■ Dataset excerpts:
━━━━━━━━━━
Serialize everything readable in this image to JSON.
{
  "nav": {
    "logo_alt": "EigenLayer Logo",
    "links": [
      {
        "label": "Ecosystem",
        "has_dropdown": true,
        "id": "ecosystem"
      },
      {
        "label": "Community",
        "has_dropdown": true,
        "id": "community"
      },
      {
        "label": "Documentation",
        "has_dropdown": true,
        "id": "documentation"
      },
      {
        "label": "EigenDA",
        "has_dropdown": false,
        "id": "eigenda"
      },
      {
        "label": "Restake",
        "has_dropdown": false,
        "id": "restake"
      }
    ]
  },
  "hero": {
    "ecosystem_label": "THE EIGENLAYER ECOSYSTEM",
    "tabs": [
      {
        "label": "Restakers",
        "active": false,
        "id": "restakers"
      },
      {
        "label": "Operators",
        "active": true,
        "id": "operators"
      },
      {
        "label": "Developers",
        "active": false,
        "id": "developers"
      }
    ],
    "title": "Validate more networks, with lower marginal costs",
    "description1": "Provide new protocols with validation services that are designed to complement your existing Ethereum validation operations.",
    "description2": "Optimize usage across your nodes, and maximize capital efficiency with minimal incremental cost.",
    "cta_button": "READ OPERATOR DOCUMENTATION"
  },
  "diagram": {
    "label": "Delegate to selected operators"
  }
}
━━━━━━━━━━
■ Given exercise: In how many lines of the data does the string "your" appear? Give only the number.

■ In response: 2